*** Block opens ***

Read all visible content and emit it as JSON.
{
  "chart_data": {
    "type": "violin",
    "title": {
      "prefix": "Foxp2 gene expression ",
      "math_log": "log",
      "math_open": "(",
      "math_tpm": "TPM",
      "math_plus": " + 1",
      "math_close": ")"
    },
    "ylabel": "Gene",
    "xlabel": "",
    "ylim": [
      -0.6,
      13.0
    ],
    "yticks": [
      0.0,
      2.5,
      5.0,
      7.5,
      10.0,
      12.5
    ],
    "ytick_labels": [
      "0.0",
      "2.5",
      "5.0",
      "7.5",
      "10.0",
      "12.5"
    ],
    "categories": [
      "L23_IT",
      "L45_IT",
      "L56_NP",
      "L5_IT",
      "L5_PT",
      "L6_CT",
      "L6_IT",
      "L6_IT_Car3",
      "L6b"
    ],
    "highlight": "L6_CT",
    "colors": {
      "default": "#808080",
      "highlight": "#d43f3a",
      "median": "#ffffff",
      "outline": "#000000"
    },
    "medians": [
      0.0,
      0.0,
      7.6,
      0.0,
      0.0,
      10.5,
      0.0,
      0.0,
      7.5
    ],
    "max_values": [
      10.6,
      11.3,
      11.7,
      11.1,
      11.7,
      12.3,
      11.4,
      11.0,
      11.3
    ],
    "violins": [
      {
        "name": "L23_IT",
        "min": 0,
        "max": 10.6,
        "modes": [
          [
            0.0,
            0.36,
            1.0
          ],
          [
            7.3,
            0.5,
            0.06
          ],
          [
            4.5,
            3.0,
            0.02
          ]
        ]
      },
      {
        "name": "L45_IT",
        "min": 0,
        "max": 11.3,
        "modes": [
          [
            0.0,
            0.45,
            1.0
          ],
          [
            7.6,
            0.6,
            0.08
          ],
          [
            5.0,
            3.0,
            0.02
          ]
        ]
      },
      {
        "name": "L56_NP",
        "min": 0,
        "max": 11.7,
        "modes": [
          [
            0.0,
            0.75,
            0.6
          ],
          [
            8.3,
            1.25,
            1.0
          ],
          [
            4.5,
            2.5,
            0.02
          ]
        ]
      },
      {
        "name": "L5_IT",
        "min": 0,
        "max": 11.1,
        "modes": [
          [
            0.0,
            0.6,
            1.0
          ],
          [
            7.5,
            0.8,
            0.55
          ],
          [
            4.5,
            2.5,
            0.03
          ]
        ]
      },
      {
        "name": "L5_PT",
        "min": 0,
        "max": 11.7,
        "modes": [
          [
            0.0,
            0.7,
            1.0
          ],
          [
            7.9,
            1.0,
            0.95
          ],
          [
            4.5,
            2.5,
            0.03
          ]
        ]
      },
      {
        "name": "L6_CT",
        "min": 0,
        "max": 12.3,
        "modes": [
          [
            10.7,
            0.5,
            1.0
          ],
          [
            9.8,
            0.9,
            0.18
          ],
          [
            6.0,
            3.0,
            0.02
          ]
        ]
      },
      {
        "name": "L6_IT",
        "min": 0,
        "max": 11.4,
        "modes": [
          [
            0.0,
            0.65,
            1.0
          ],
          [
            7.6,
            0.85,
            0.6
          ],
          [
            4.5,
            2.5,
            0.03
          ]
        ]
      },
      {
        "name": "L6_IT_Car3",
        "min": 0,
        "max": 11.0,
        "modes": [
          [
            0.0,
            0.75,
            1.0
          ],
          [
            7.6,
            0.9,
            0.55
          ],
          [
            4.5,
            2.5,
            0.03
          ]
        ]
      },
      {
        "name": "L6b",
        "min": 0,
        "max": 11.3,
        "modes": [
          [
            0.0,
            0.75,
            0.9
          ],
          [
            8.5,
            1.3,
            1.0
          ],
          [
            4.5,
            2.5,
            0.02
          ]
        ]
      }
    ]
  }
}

*** Block closes ***

__WHAT TO WORK ON__
What is needed is an exact copy of all the records.

__SOLUTION TO THIS TASK__
Read all visible content and emit it as JSON.
{
  "chart_data": {
    "type": "violin",
    "title": {
      "prefix": "Foxp2 gene expression ",
      "math_log": "log",
      "math_open": "(",
      "math_tpm": "TPM",
      "math_plus": " + 1",
      "math_close": ")"
    },
    "ylabel": "Gene",
    "xlabel": "",
    "ylim": [
      -0.6,
      13.0
    ],
    "yticks": [
      0.0,
      2.5,
      5.0,
      7.5,
      10.0,
      12.5
    ],
    "ytick_labels": [
      "0.0",
      "2.5",
      "5.0",
      "7.5",
      "10.0",
      "12.5"
    ],
    "categories": [
      "L23_IT",
      "L45_IT",
      "L56_NP",
      "L5_IT",
      "L5_PT",
      "L6_CT",
      "L6_IT",
      "L6_IT_Car3",
      "L6b"
    ],
    "highlight": "L6_CT",
    "colors": {
      "default": "#808080",
      "highlight": "#d43f3a",
      "median": "#ffffff",
      "outline": "#000000"
    },
    "medians": [
      0.0,
      0.0,
      7.6,
      0.0,
      0.0,
      10.5,
      0.0,
      0.0,
      7.5
    ],
    "max_values": [
      10.6,
      11.3,
      11.7,
      11.1,
      11.7,
      12.3,
      11.4,
      11.0,
      11.3
    ],
    "violins": [
      {
        "name": "L23_IT",
        "min": 0,
        "max": 10.6,
        "modes": [
          [
            0.0,
            0.36,
            1.0
          ],
          [
            7.3,
            0.5,
            0.06
          ],
          [
            4.5,
            3.0,
            0.02
          ]
        ]
      },
      {
        "name": "L45_IT",
        "min": 0,
        "max": 11.3,
        "modes": [
          [
            0.0,
            0.45,
            1.0
          ],
          [
            7.6,
            0.6,
            0.08
          ],
          [
            5.0,
            3.0,
            0.02
          ]
        ]
      },
      {
        "name": "L56_NP",
        "min": 0,
        "max": 11.7,
        "modes": [
          [
            0.0,
            0.75,
            0.6
          ],
          [
            8.3,
            1.25,
            1.0
          ],
          [
            4.5,
            2.5,
            0.02
          ]
        ]
      },
      {
        "name": "L5_IT",
        "min": 0,
        "max": 11.1,
        "modes": [
          [
            0.0,
            0.6,
            1.0
          ],
          [
            7.5,
            0.8,
            0.55
          ],
          [
            4.5,
            2.5,
            0.03
          ]
        ]
      },
      {
        "name": "L5_PT",
        "min": 0,
        "max": 11.7,
        "modes": [
          [
            0.0,
            0.7,
            1.0
          ],
          [
            7.9,
            1.0,
            0.95
          ],
          [
            4.5,
            2.5,
            0.03
          ]
        ]
      },
      {
        "name": "L6_CT",
        "min": 0,
        "max": 12.3,
        "modes": [
          [
            10.7,
            0.5,
            1.0
          ],
          [
            9.8,
            0.9,
            0.18
          ],
          [
            6.0,
            3.0,
            0.02
          ]
        ]
      },
      {
        "name": "L6_IT",
        "min": 0,
        "max": 11.4,
        "modes": [
          [
            0.0,
            0.65,
            1.0
          ],
          [
            7.6,
            0.85,
            0.6
          ],
          [
            4.5,
            2.5,
            0.03
          ]
        ]
      },
      {
        "name": "L6_IT_Car3",
        "min": 0,
        "max": 11.0,
        "modes": [
          [
            0.0,
            0.75,
            1.0
          ],
          [
            7.6,
            0.9,
            0.55
          ],
          [
            4.5,
            2.5,
            0.03
          ]
        ]
      },
      {
        "name": "L6b",
        "min": 0,
        "max": 11.3,
        "modes": [
          [
            0.0,
            0.75,
            0.9
          ],
          [
            8.5,
            1.3,
            1.0
          ],
          [
            4.5,
            2.5,
            0.02
          ]
        ]
      }
    ]
  }
}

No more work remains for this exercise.